Figure collection entries
— BEGIN —
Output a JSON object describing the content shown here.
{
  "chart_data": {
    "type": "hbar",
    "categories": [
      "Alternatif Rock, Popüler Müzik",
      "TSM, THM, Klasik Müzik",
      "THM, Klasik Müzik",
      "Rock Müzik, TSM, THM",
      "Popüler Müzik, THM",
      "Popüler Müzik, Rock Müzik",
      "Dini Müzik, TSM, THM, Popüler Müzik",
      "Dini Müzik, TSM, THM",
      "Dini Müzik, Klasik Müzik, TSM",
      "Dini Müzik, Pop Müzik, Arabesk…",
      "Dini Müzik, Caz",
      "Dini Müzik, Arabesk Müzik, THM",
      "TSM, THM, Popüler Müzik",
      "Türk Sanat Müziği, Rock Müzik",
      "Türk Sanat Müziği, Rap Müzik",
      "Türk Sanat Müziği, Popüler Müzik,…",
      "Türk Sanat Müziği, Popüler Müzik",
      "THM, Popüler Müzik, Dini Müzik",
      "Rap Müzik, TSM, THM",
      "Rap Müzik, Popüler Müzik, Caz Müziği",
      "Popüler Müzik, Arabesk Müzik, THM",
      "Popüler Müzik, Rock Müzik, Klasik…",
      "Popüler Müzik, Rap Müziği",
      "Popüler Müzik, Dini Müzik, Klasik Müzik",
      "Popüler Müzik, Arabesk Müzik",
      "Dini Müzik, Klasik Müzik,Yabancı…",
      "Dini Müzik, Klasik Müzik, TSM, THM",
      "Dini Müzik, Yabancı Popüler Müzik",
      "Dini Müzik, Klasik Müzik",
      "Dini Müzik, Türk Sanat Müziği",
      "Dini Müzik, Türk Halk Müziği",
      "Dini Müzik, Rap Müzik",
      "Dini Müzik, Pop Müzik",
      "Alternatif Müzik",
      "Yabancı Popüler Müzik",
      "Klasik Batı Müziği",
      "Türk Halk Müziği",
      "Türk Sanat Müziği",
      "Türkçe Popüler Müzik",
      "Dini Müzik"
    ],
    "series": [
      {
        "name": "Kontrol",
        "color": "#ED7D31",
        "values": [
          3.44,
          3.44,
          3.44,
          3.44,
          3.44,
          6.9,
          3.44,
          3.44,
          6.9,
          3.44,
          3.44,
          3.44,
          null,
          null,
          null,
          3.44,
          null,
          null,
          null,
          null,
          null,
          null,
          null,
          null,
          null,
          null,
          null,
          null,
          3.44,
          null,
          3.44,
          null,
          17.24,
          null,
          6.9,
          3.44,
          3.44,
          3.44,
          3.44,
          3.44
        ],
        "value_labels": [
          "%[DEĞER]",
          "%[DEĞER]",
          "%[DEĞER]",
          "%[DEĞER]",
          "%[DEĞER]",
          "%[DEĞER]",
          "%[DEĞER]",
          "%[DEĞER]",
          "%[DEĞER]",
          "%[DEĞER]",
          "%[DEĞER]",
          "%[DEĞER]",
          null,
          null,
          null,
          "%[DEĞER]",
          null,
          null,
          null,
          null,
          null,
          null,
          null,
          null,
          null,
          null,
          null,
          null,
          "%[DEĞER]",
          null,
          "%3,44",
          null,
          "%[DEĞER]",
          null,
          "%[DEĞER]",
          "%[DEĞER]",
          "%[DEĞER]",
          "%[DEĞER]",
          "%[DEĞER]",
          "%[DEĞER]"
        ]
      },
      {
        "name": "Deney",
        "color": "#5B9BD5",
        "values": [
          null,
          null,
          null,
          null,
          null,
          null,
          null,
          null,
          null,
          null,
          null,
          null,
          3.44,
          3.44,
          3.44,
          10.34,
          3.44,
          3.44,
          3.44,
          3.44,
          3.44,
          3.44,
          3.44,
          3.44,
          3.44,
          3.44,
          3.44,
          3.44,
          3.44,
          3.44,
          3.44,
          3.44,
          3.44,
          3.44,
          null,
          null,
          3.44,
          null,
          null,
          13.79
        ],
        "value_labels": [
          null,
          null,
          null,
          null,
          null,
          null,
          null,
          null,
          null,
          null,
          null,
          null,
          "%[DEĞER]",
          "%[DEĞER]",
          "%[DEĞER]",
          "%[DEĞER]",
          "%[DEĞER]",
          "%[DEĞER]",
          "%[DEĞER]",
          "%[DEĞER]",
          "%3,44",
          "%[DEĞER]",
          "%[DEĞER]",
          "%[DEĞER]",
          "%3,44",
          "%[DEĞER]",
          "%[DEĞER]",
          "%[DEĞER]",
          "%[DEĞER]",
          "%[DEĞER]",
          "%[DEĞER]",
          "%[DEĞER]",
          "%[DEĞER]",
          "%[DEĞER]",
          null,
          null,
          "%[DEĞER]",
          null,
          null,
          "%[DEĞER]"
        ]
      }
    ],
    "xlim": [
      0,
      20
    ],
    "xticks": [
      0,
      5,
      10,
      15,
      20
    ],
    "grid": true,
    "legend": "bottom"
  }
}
— END —
• [EXERCISE BRIEF]
From the first line to the last, retype the data exactly.

• [COMPLETE ANSWER]
Output a JSON object describing the content shown here.
{
  "chart_data": {
    "type": "hbar",
    "categories": [
      "Alternatif Rock, Popüler Müzik",
      "TSM, THM, Klasik Müzik",
      "THM, Klasik Müzik",
      "Rock Müzik, TSM, THM",
      "Popüler Müzik, THM",
      "Popüler Müzik, Rock Müzik",
      "Dini Müzik, TSM, THM, Popüler Müzik",
      "Dini Müzik, TSM, THM",
      "Dini Müzik, Klasik Müzik, TSM",
      "Dini Müzik, Pop Müzik, Arabesk…",
      "Dini Müzik, Caz",
      "Dini Müzik, Arabesk Müzik, THM",
      "TSM, THM, Popüler Müzik",
      "Türk Sanat Müziği, Rock Müzik",
      "Türk Sanat Müziği, Rap Müzik",
      "Türk Sanat Müziği, Popüler Müzik,…",
      "Türk Sanat Müziği, Popüler Müzik",
      "THM, Popüler Müzik, Dini Müzik",
      "Rap Müzik, TSM, THM",
      "Rap Müzik, Popüler Müzik, Caz Müziği",
      "Popüler Müzik, Arabesk Müzik, THM",
      "Popüler Müzik, Rock Müzik, Klasik…",
      "Popüler Müzik, Rap Müziği",
      "Popüler Müzik, Dini Müzik, Klasik Müzik",
      "Popüler Müzik, Arabesk Müzik",
      "Dini Müzik, Klasik Müzik,Yabancı…",
      "Dini Müzik, Klasik Müzik, TSM, THM",
      "Dini Müzik, Yabancı Popüler Müzik",
      "Dini Müzik, Klasik Müzik",
      "Dini Müzik, Türk Sanat Müziği",
      "Dini Müzik, Türk Halk Müziği",
      "Dini Müzik, Rap Müzik",
      "Dini Müzik, Pop Müzik",
      "Alternatif Müzik",
      "Yabancı Popüler Müzik",
      "Klasik Batı Müziği",
      "Türk Halk Müziği",
      "Türk Sanat Müziği",
      "Türkçe Popüler Müzik",
      "Dini Müzik"
    ],
    "series": [
      {
        "name": "Kontrol",
        "color": "#ED7D31",
        "values": [
          3.44,
          3.44,
          3.44,
          3.44,
          3.44,
          6.9,
          3.44,
          3.44,
          6.9,
          3.44,
          3.44,
          3.44,
          null,
          null,
          null,
          3.44,
          null,
          null,
          null,
          null,
          null,
          null,
          null,
          null,
          null,
          null,
          null,
          null,
          3.44,
          null,
          3.44,
          null,
          17.24,
          null,
          6.9,
          3.44,
          3.44,
          3.44,
          3.44,
          3.44
        ],
        "value_labels": [
          "%[DEĞER]",
          "%[DEĞER]",
          "%[DEĞER]",
          "%[DEĞER]",
          "%[DEĞER]",
          "%[DEĞER]",
          "%[DEĞER]",
          "%[DEĞER]",
          "%[DEĞER]",
          "%[DEĞER]",
          "%[DEĞER]",
          "%[DEĞER]",
          null,
          null,
          null,
          "%[DEĞER]",
          null,
          null,
          null,
          null,
          null,
          null,
          null,
          null,
          null,
          null,
          null,
          null,
          "%[DEĞER]",
          null,
          "%3,44",
          null,
          "%[DEĞER]",
          null,
          "%[DEĞER]",
          "%[DEĞER]",
          "%[DEĞER]",
          "%[DEĞER]",
          "%[DEĞER]",
          "%[DEĞER]"
        ]
      },
      {
        "name": "Deney",
        "color": "#5B9BD5",
        "values": [
          null,
          null,
          null,
          null,
          null,
          null,
          null,
          null,
          null,
          null,
          null,
          null,
          3.44,
          3.44,
          3.44,
          10.34,
          3.44,
          3.44,
          3.44,
          3.44,
          3.44,
          3.44,
          3.44,
          3.44,
          3.44,
          3.44,
          3.44,
          3.44,
          3.44,
          3.44,
          3.44,
          3.44,
          3.44,
          3.44,
          null,
          null,
          3.44,
          null,
          null,
          13.79
        ],
        "value_labels": [
          null,
          null,
          null,
          null,
          null,
          null,
          null,
          null,
          null,
          null,
          null,
          null,
          "%[DEĞER]",
          "%[DEĞER]",
          "%[DEĞER]",
          "%[DEĞER]",
          "%[DEĞER]",
          "%[DEĞER]",
          "%[DEĞER]",
          "%[DEĞER]",
          "%3,44",
          "%[DEĞER]",
          "%[DEĞER]",
          "%[DEĞER]",
          "%3,44",
          "%[DEĞER]",
          "%[DEĞER]",
          "%[DEĞER]",
          "%[DEĞER]",
          "%[DEĞER]",
          "%[DEĞER]",
          "%[DEĞER]",
          "%[DEĞER]",
          "%[DEĞER]",
          null,
          null,
          "%[DEĞER]",
          null,
          null,
          "%[DEĞER]"
        ]
      }
    ],
    "xlim": [
      0,
      20
    ],
    "xticks": [
      0,
      5,
      10,
      15,
      20
    ],
    "grid": true,
    "legend": "bottom"
  }
}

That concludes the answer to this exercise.